§ **Directions for this task**
Copy out the complete listing, word for word.
Start
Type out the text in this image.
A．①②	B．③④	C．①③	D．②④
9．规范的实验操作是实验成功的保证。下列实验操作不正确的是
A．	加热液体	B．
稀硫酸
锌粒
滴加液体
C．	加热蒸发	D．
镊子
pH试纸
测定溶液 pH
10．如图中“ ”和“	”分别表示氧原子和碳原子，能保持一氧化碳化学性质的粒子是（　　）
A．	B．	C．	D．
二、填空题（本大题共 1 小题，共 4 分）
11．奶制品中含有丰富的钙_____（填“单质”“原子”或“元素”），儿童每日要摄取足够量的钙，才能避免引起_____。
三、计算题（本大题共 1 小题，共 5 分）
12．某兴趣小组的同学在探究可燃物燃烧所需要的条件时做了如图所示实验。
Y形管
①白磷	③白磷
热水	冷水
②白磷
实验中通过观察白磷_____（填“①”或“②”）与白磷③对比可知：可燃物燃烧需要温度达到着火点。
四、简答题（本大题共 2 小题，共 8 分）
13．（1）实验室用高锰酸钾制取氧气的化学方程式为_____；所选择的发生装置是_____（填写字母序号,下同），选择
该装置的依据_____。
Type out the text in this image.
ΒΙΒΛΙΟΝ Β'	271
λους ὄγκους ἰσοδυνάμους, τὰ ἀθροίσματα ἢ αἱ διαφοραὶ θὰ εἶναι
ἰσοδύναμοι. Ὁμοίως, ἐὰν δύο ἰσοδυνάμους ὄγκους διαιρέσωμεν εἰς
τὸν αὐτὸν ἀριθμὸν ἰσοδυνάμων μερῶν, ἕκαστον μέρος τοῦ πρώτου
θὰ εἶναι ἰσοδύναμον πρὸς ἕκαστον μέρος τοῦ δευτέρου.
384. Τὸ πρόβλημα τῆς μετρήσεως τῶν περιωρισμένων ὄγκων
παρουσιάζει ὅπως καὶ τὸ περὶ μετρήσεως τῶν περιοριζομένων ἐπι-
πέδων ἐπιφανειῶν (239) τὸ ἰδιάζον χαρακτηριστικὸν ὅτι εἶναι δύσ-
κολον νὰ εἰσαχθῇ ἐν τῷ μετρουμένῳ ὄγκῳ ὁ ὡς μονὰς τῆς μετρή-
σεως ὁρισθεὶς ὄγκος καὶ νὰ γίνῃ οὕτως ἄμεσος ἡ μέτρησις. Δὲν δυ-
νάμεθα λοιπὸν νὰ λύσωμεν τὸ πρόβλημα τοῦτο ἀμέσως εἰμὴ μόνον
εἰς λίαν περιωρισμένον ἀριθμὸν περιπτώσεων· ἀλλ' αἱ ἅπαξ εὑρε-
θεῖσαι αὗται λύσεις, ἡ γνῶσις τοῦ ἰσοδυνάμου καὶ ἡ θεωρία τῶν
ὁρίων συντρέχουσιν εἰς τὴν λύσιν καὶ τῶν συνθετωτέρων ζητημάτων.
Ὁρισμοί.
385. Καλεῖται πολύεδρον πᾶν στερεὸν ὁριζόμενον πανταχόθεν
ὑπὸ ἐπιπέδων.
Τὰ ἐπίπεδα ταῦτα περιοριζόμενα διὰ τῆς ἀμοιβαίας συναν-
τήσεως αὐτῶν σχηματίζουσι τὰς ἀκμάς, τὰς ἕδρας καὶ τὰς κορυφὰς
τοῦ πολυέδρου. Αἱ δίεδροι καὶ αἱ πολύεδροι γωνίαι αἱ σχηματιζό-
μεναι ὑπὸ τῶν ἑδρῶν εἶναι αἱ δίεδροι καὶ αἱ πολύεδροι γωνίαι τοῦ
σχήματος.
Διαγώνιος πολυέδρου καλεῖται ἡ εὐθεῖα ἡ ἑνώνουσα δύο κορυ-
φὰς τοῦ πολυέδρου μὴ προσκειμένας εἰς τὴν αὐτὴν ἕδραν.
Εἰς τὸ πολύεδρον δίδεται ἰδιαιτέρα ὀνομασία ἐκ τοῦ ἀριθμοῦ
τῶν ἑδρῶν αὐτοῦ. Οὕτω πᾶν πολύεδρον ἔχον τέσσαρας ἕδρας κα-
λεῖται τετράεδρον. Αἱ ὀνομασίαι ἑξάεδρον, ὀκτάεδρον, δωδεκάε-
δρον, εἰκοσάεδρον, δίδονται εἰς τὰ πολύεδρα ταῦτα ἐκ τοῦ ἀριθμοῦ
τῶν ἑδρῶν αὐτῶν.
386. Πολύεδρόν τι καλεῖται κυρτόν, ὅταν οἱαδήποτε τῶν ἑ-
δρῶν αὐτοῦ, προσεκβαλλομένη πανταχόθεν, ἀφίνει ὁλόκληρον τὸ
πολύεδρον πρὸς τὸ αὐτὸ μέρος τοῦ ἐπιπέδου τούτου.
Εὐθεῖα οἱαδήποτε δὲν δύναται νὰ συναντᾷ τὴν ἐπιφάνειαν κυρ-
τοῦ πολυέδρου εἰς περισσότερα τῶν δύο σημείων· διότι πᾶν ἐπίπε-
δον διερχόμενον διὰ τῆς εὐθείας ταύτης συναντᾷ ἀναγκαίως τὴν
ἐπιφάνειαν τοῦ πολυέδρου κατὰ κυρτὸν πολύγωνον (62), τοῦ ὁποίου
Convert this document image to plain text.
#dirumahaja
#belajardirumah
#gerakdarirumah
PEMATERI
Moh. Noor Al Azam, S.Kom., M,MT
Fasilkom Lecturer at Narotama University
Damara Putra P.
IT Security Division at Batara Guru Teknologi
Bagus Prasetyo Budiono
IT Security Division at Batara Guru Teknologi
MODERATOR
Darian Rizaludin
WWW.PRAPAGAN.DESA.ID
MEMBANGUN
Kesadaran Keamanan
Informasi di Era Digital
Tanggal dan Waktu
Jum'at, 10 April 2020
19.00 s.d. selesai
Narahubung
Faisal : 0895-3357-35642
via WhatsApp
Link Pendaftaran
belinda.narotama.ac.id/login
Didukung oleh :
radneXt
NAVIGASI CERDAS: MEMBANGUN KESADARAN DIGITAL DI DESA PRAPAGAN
End
§ **Answer for the task**
Type out the text in this image.
A．①②	B．③④	C．①③	D．②④
9．规范的实验操作是实验成功的保证。下列实验操作不正确的是
A．	加热液体	B．
稀硫酸
锌粒
滴加液体
C．	加热蒸发	D．
镊子
pH试纸
测定溶液 pH
10．如图中“ ”和“	”分别表示氧原子和碳原子，能保持一氧化碳化学性质的粒子是（　　）
A．	B．	C．	D．
二、填空题（本大题共 1 小题，共 4 分）
11．奶制品中含有丰富的钙_____（填“单质”“原子”或“元素”），儿童每日要摄取足够量的钙，才能避免引起_____。
三、计算题（本大题共 1 小题，共 5 分）
12．某兴趣小组的同学在探究可燃物燃烧所需要的条件时做了如图所示实验。
Y形管
①白磷	③白磷
热水	冷水
②白磷
实验中通过观察白磷_____（填“①”或“②”）与白磷③对比可知：可燃物燃烧需要温度达到着火点。
四、简答题（本大题共 2 小题，共 8 分）
13．（1）实验室用高锰酸钾制取氧气的化学方程式为_____；所选择的发生装置是_____（填写字母序号,下同），选择
该装置的依据_____。
Type out the text in this image.
ΒΙΒΛΙΟΝ Β'	271
λους ὄγκους ἰσοδυνάμους, τὰ ἀθροίσματα ἢ αἱ διαφοραὶ θὰ εἶναι
ἰσοδύναμοι. Ὁμοίως, ἐὰν δύο ἰσοδυνάμους ὄγκους διαιρέσωμεν εἰς
τὸν αὐτὸν ἀριθμὸν ἰσοδυνάμων μερῶν, ἕκαστον μέρος τοῦ πρώτου
θὰ εἶναι ἰσοδύναμον πρὸς ἕκαστον μέρος τοῦ δευτέρου.
384. Τὸ πρόβλημα τῆς μετρήσεως τῶν περιωρισμένων ὄγκων
παρουσιάζει ὅπως καὶ τὸ περὶ μετρήσεως τῶν περιοριζομένων ἐπι-
πέδων ἐπιφανειῶν (239) τὸ ἰδιάζον χαρακτηριστικὸν ὅτι εἶναι δύσ-
κολον νὰ εἰσαχθῇ ἐν τῷ μετρουμένῳ ὄγκῳ ὁ ὡς μονὰς τῆς μετρή-
σεως ὁρισθεὶς ὄγκος καὶ νὰ γίνῃ οὕτως ἄμεσος ἡ μέτρησις. Δὲν δυ-
νάμεθα λοιπὸν νὰ λύσωμεν τὸ πρόβλημα τοῦτο ἀμέσως εἰμὴ μόνον
εἰς λίαν περιωρισμένον ἀριθμὸν περιπτώσεων· ἀλλ' αἱ ἅπαξ εὑρε-
θεῖσαι αὗται λύσεις, ἡ γνῶσις τοῦ ἰσοδυνάμου καὶ ἡ θεωρία τῶν
ὁρίων συντρέχουσιν εἰς τὴν λύσιν καὶ τῶν συνθετωτέρων ζητημάτων.
Ὁρισμοί.
385. Καλεῖται πολύεδρον πᾶν στερεὸν ὁριζόμενον πανταχόθεν
ὑπὸ ἐπιπέδων.
Τὰ ἐπίπεδα ταῦτα περιοριζόμενα διὰ τῆς ἀμοιβαίας συναν-
τήσεως αὐτῶν σχηματίζουσι τὰς ἀκμάς, τὰς ἕδρας καὶ τὰς κορυφὰς
τοῦ πολυέδρου. Αἱ δίεδροι καὶ αἱ πολύεδροι γωνίαι αἱ σχηματιζό-
μεναι ὑπὸ τῶν ἑδρῶν εἶναι αἱ δίεδροι καὶ αἱ πολύεδροι γωνίαι τοῦ
σχήματος.
Διαγώνιος πολυέδρου καλεῖται ἡ εὐθεῖα ἡ ἑνώνουσα δύο κορυ-
φὰς τοῦ πολυέδρου μὴ προσκειμένας εἰς τὴν αὐτὴν ἕδραν.
Εἰς τὸ πολύεδρον δίδεται ἰδιαιτέρα ὀνομασία ἐκ τοῦ ἀριθμοῦ
τῶν ἑδρῶν αὐτοῦ. Οὕτω πᾶν πολύεδρον ἔχον τέσσαρας ἕδρας κα-
λεῖται τετράεδρον. Αἱ ὀνομασίαι ἑξάεδρον, ὀκτάεδρον, δωδεκάε-
δρον, εἰκοσάεδρον, δίδονται εἰς τὰ πολύεδρα ταῦτα ἐκ τοῦ ἀριθμοῦ
τῶν ἑδρῶν αὐτῶν.
386. Πολύεδρόν τι καλεῖται κυρτόν, ὅταν οἱαδήποτε τῶν ἑ-
δρῶν αὐτοῦ, προσεκβαλλομένη πανταχόθεν, ἀφίνει ὁλόκληρον τὸ
πολύεδρον πρὸς τὸ αὐτὸ μέρος τοῦ ἐπιπέδου τούτου.
Εὐθεῖα οἱαδήποτε δὲν δύναται νὰ συναντᾷ τὴν ἐπιφάνειαν κυρ-
τοῦ πολυέδρου εἰς περισσότερα τῶν δύο σημείων· διότι πᾶν ἐπίπε-
δον διερχόμενον διὰ τῆς εὐθείας ταύτης συναντᾷ ἀναγκαίως τὴν
ἐπιφάνειαν τοῦ πολυέδρου κατὰ κυρτὸν πολύγωνον (62), τοῦ ὁποίου
Convert this document image to plain text.
#dirumahaja
#belajardirumah
#gerakdarirumah
PEMATERI
Moh. Noor Al Azam, S.Kom., M,MT
Fasilkom Lecturer at Narotama University
Damara Putra P.
IT Security Division at Batara Guru Teknologi
Bagus Prasetyo Budiono
IT Security Division at Batara Guru Teknologi
MODERATOR
Darian Rizaludin
WWW.PRAPAGAN.DESA.ID
MEMBANGUN
Kesadaran Keamanan
Informasi di Era Digital
Tanggal dan Waktu
Jum'at, 10 April 2020
19.00 s.d. selesai
Narahubung
Faisal : 0895-3357-35642
via WhatsApp
Link Pendaftaran
belinda.narotama.ac.id/login
Didukung oleh :
radneXt
NAVIGASI CERDAS: MEMBANGUN KESADARAN DIGITAL DI DESA PRAPAGAN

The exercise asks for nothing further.